> [EXCERPTED RECORDS]
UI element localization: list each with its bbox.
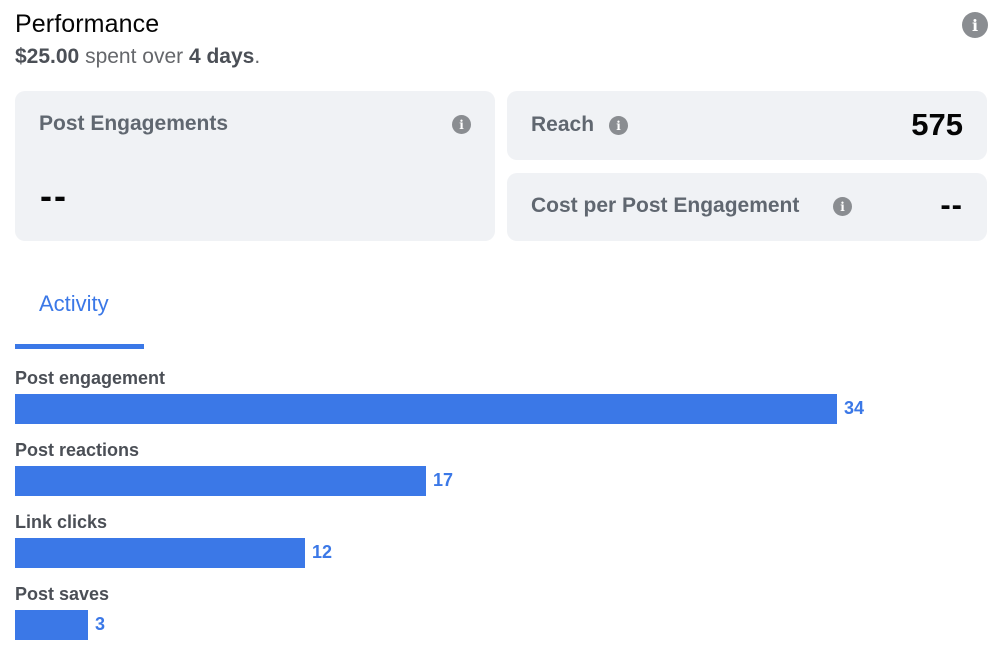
info-icon[interactable]: i (833, 197, 852, 216)
metric-label-post-reactions: Post reactions (15, 440, 140, 460)
post-engagements-value: -- (40, 175, 68, 216)
metric-label-post-engagement: Post engagement (15, 368, 166, 388)
info-icon[interactable]: i (609, 116, 628, 135)
bar-post-reactions (15, 466, 426, 496)
bar-post-saves (15, 610, 88, 640)
info-icon[interactable]: i (452, 115, 471, 134)
metric-label-link-clicks: Link clicks (15, 512, 108, 532)
bar-link-clicks (15, 538, 305, 568)
tab-activity-label: Activity (39, 291, 109, 316)
post-engagements-label: Post Engagements (39, 112, 229, 135)
cost-per-engagement-label: Cost per Post Engagement (531, 194, 800, 217)
cost-per-engagement-value: -- (940, 187, 963, 222)
reach-value: 575 (911, 107, 963, 142)
bar-value-post-engagement: 34 (844, 398, 865, 418)
tab-activity[interactable]: Activity (15, 270, 144, 349)
spend-period: . (254, 45, 261, 68)
spend-summary: $25.00 spent over 4 days. (15, 45, 260, 69)
bar-value-post-reactions: 17 (433, 470, 454, 490)
metric-label-post-saves: Post saves (15, 584, 110, 604)
spend-duration: 4 days (188, 45, 255, 68)
spent-amount: $25.00 (15, 45, 80, 68)
reach-card: Reach i 575 (507, 91, 987, 160)
cost-per-engagement-card: Cost per Post Engagement i -- (507, 173, 987, 241)
bar-value-link-clicks: 12 (312, 542, 333, 562)
reach-label: Reach (531, 113, 595, 136)
info-icon[interactable]: i (962, 12, 988, 38)
bar-value-post-saves: 3 (95, 614, 106, 634)
post-engagements-card: Post Engagements i -- (15, 91, 495, 241)
spent-text: spent over (79, 45, 189, 68)
page-title: Performance (15, 10, 160, 38)
bar-post-engagement (15, 394, 837, 424)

> [WHAT YOU WILL DO]
Find every line in the records that contains the string "days", matching case exactly, and copy each such line.

> [OUTPUT]
spend-summary: $25.00 spent over 4 days. (15, 45, 260, 69)
spend-duration: 4 days (188, 45, 255, 68)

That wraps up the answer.